#### [WHAT IS BEING ASKED]
Rewrite the data below, changing every "Active surveys" to "Open surveys" and keeping everything else the same. Leave the pictures out of your answer.

--- EXTRACTED ENTRIES ---

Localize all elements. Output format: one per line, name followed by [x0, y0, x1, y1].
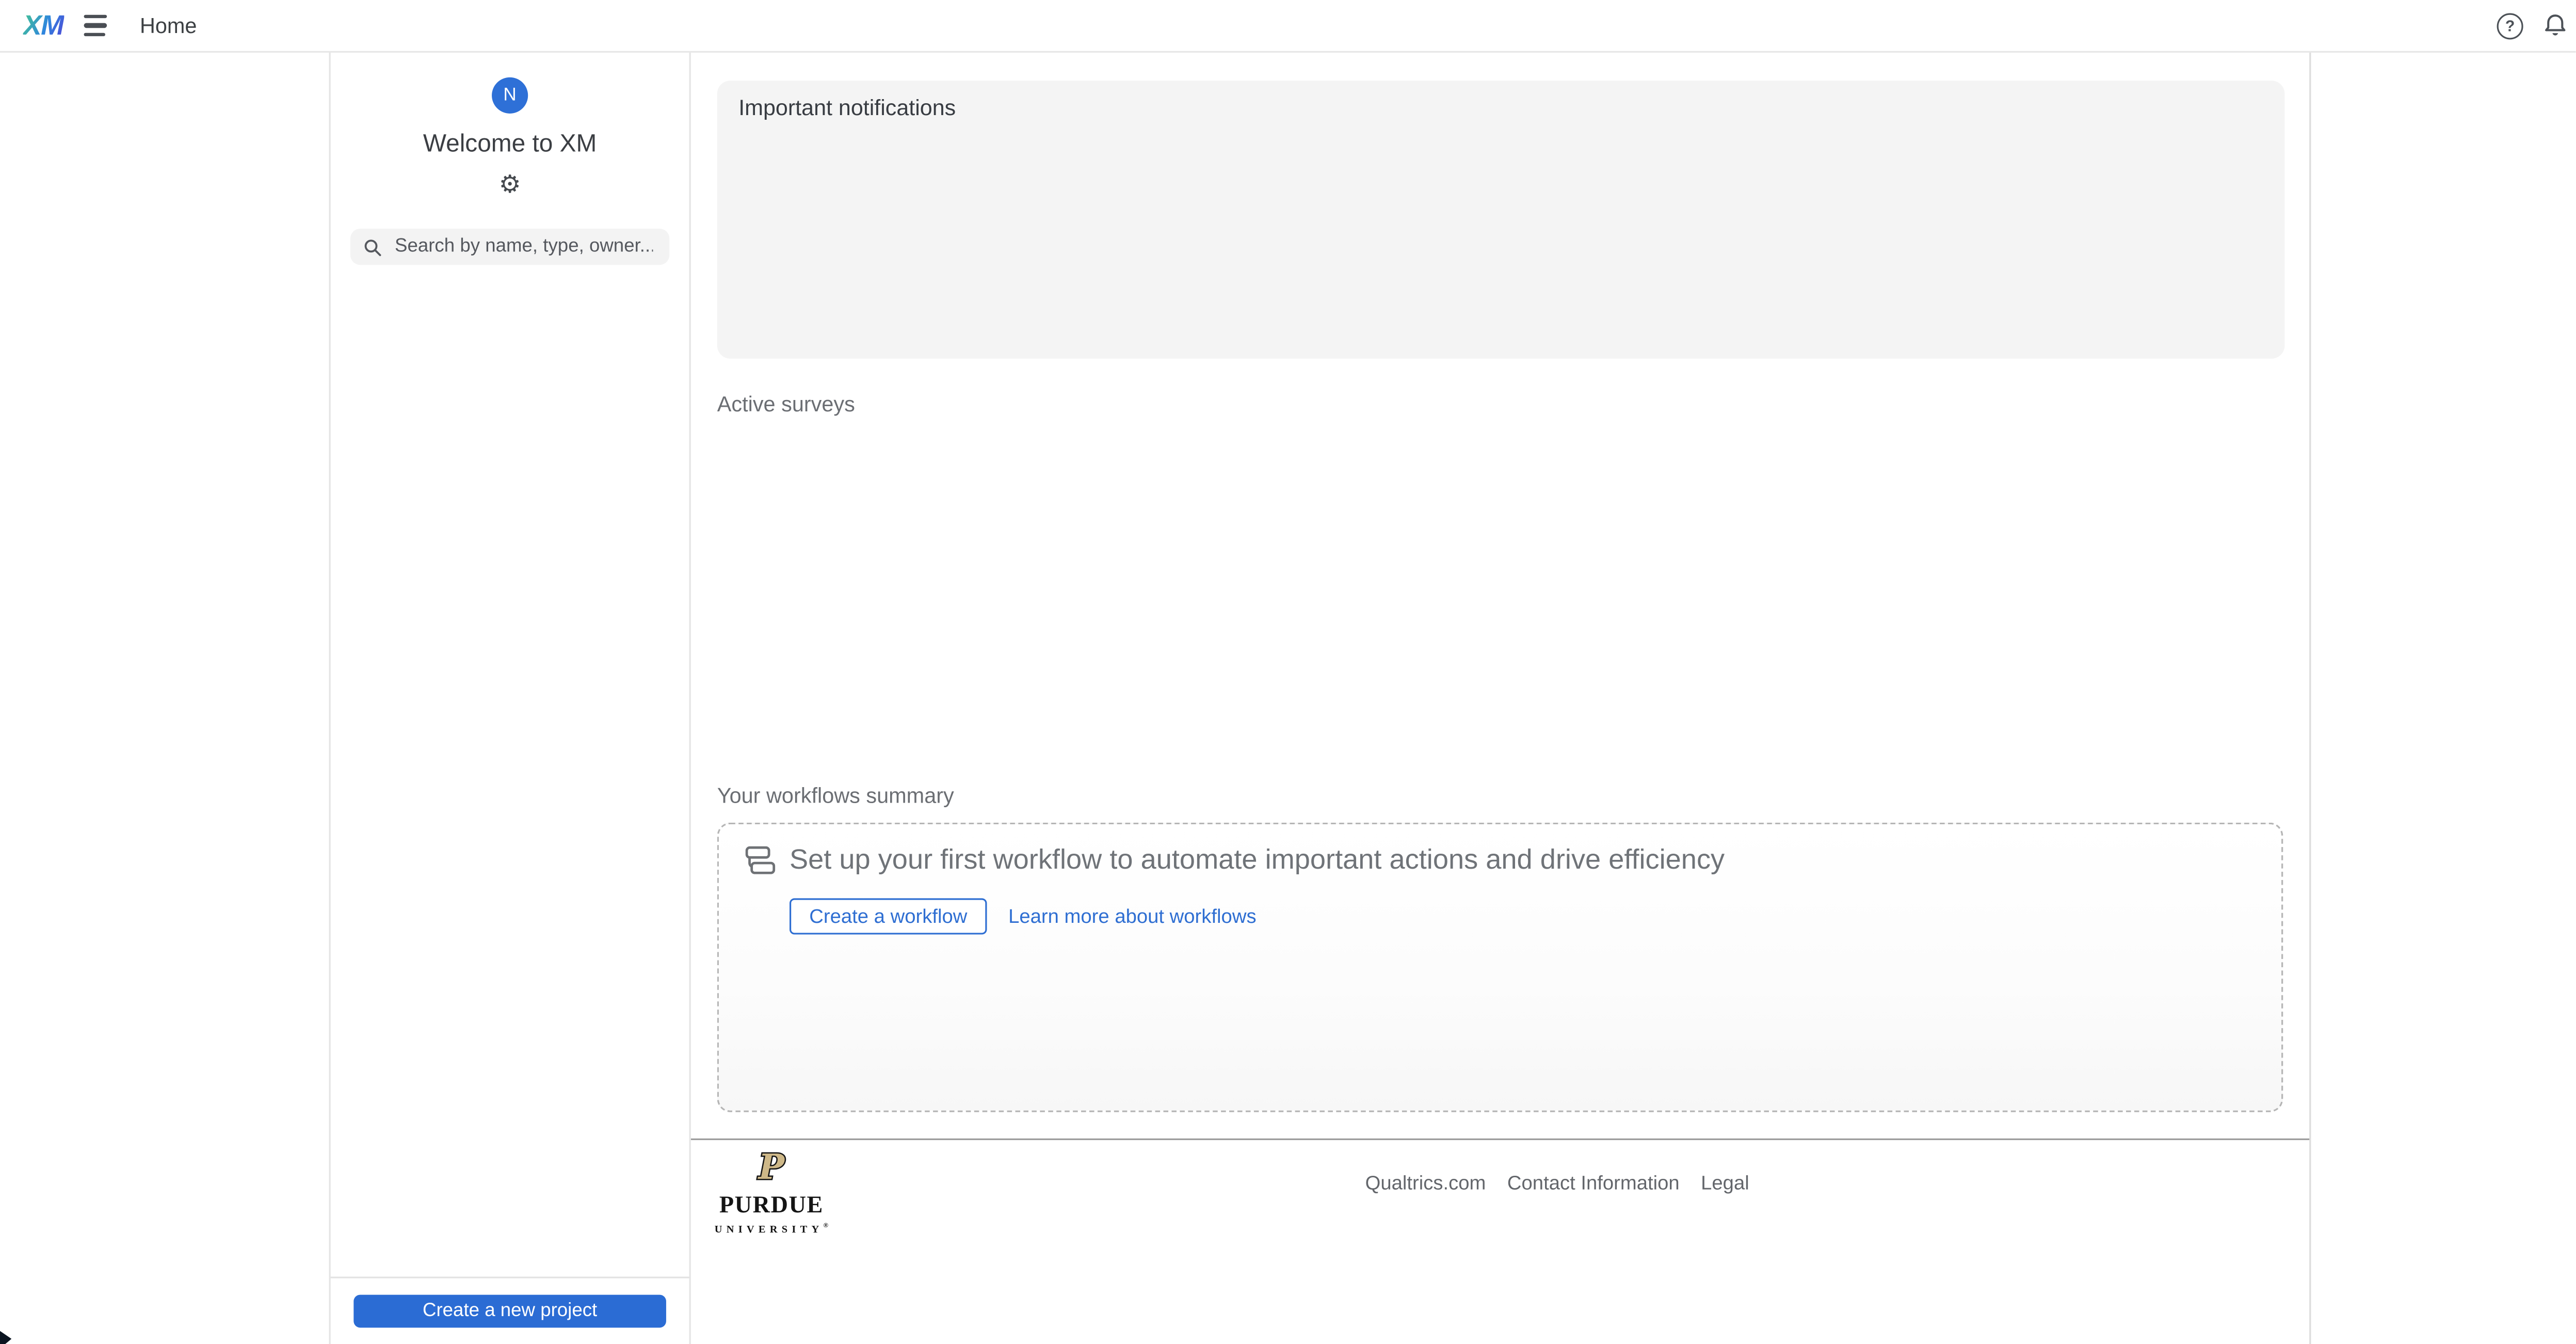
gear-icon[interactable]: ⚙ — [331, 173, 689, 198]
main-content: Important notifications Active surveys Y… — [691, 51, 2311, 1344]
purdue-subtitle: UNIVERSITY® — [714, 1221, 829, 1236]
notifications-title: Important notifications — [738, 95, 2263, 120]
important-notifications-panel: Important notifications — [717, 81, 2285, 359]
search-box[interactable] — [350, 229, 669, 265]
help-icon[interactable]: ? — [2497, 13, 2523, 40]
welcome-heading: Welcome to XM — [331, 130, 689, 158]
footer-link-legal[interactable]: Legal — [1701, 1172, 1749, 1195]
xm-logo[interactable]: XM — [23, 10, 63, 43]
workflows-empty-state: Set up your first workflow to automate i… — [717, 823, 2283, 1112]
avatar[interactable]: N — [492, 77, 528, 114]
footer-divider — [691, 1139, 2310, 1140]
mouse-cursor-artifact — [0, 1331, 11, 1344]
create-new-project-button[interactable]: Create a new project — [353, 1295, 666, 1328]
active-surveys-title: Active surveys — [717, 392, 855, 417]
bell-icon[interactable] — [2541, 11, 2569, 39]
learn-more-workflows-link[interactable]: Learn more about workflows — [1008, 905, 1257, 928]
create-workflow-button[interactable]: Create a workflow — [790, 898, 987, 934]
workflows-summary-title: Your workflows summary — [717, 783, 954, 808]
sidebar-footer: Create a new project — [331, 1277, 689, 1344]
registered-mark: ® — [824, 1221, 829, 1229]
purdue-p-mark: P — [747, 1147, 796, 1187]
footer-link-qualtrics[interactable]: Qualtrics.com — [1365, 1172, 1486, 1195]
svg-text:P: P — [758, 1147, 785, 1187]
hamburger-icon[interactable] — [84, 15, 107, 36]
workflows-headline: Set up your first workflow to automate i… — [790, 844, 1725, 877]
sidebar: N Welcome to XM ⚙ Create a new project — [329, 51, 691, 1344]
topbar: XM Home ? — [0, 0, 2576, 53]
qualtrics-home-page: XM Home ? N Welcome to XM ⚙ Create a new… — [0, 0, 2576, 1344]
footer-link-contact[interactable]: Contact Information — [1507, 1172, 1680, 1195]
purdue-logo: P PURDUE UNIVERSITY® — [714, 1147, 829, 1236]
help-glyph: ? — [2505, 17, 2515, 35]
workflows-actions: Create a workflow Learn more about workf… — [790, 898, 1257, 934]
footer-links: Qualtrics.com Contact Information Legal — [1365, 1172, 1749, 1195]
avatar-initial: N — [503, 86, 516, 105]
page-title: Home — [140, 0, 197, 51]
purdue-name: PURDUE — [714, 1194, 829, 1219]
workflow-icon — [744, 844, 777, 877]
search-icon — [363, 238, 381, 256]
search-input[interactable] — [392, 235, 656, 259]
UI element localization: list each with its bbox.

---

#### [EXPECTED ANSWER]
Localize all elements. Output format: one per line, name followed by [x0, y0, x1, y1].
gear-icon[interactable]: ⚙ — [331, 173, 689, 198]
main-content: Important notifications Open surveys Y… — [691, 51, 2311, 1344]
purdue-subtitle: UNIVERSITY® — [714, 1221, 829, 1236]
notifications-title: Important notifications — [738, 95, 2263, 120]
important-notifications-panel: Important notifications — [717, 81, 2285, 359]
search-box[interactable] — [350, 229, 669, 265]
help-icon[interactable]: ? — [2497, 13, 2523, 40]
welcome-heading: Welcome to XM — [331, 130, 689, 158]
footer-link-legal[interactable]: Legal — [1701, 1172, 1749, 1195]
xm-logo[interactable]: XM — [23, 10, 63, 43]
workflows-empty-state: Set up your first workflow to automate i… — [717, 823, 2283, 1112]
avatar[interactable]: N — [492, 77, 528, 114]
footer-divider — [691, 1139, 2310, 1140]
mouse-cursor-artifact — [0, 1331, 11, 1344]
create-new-project-button[interactable]: Create a new project — [353, 1295, 666, 1328]
active-surveys-title: Open surveys — [717, 392, 855, 417]
bell-icon[interactable] — [2541, 11, 2569, 39]
learn-more-workflows-link[interactable]: Learn more about workflows — [1008, 905, 1257, 928]
create-workflow-button[interactable]: Create a workflow — [790, 898, 987, 934]
workflows-summary-title: Your workflows summary — [717, 783, 954, 808]
sidebar-footer: Create a new project — [331, 1277, 689, 1344]
registered-mark: ® — [824, 1221, 829, 1229]
purdue-p-mark: P — [747, 1147, 796, 1187]
footer-link-qualtrics[interactable]: Qualtrics.com — [1365, 1172, 1486, 1195]
svg-text:P: P — [758, 1147, 785, 1187]
hamburger-icon[interactable] — [84, 15, 107, 36]
workflows-headline: Set up your first workflow to automate i… — [790, 844, 1725, 877]
sidebar: N Welcome to XM ⚙ Create a new project — [329, 51, 691, 1344]
topbar: XM Home ? — [0, 0, 2576, 53]
qualtrics-home-page: XM Home ? N Welcome to XM ⚙ Create a new… — [0, 0, 2576, 1344]
footer-link-contact[interactable]: Contact Information — [1507, 1172, 1680, 1195]
purdue-logo: P PURDUE UNIVERSITY® — [714, 1147, 829, 1236]
help-glyph: ? — [2505, 17, 2515, 35]
workflows-actions: Create a workflow Learn more about workf… — [790, 898, 1257, 934]
footer-links: Qualtrics.com Contact Information Legal — [1365, 1172, 1749, 1195]
avatar-initial: N — [503, 86, 516, 105]
page-title: Home — [140, 0, 197, 51]
purdue-name: PURDUE — [714, 1194, 829, 1219]
workflow-icon — [744, 844, 777, 877]
search-icon — [363, 238, 381, 256]
search-input[interactable] — [392, 235, 656, 259]
UI element localization: list each with its bbox.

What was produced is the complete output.